● TASK INPUTS:
-------------------------

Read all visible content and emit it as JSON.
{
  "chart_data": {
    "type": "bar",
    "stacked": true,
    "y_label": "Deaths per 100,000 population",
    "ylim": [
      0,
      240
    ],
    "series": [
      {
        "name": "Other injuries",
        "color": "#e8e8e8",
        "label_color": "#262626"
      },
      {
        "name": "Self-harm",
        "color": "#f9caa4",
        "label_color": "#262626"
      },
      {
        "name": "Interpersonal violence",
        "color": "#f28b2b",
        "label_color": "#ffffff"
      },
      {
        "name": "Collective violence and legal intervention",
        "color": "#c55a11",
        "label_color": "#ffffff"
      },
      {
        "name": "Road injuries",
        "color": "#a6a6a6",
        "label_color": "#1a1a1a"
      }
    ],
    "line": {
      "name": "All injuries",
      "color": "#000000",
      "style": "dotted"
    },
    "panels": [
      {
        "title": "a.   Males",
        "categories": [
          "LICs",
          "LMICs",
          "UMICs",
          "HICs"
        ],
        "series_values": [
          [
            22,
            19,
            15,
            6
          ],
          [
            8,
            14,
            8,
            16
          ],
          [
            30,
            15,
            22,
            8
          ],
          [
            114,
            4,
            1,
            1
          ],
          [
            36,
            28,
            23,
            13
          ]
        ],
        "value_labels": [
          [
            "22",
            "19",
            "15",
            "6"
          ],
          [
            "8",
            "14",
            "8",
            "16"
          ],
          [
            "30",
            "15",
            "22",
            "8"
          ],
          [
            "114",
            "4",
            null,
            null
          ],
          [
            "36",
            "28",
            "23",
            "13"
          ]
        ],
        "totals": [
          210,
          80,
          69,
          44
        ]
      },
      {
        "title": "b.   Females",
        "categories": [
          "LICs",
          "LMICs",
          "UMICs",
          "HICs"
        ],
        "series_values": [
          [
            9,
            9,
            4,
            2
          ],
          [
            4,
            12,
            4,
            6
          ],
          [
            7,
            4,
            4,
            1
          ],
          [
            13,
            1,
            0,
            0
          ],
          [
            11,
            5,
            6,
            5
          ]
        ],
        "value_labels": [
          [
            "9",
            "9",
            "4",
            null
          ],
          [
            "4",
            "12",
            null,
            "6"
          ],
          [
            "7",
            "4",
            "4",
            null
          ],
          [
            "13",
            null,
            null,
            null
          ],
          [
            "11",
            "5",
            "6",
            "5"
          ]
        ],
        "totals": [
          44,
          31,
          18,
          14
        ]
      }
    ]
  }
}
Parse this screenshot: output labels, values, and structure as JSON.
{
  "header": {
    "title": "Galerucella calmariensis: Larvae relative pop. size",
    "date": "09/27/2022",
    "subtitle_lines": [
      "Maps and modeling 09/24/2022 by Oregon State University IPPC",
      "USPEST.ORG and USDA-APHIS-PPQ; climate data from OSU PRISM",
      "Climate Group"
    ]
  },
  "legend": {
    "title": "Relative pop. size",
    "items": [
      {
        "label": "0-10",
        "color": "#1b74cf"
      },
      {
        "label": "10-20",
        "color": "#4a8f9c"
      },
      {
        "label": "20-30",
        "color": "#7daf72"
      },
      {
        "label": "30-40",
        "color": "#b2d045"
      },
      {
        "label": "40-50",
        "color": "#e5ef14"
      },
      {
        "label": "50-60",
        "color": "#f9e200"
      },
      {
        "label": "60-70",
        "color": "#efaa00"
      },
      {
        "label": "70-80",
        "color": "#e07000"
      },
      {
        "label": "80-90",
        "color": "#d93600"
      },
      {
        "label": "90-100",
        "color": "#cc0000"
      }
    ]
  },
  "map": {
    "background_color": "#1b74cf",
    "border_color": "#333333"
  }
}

-------------------------

Give back exactly the lines from the line holding "Parse this screenshot: output" through the last line of the listing, including both.

● ANSWER FOR THIS EXERCISE:
Parse this screenshot: output labels, values, and structure as JSON.
{
  "header": {
    "title": "Galerucella calmariensis: Larvae relative pop. size",
    "date": "09/27/2022",
    "subtitle_lines": [
      "Maps and modeling 09/24/2022 by Oregon State University IPPC",
      "USPEST.ORG and USDA-APHIS-PPQ; climate data from OSU PRISM",
      "Climate Group"
    ]
  },
  "legend": {
    "title": "Relative pop. size",
    "items": [
      {
        "label": "0-10",
        "color": "#1b74cf"
      },
      {
        "label": "10-20",
        "color": "#4a8f9c"
      },
      {
        "label": "20-30",
        "color": "#7daf72"
      },
      {
        "label": "30-40",
        "color": "#b2d045"
      },
      {
        "label": "40-50",
        "color": "#e5ef14"
      },
      {
        "label": "50-60",
        "color": "#f9e200"
      },
      {
        "label": "60-70",
        "color": "#efaa00"
      },
      {
        "label": "70-80",
        "color": "#e07000"
      },
      {
        "label": "80-90",
        "color": "#d93600"
      },
      {
        "label": "90-100",
        "color": "#cc0000"
      }
    ]
  },
  "map": {
    "background_color": "#1b74cf",
    "border_color": "#333333"
  }
}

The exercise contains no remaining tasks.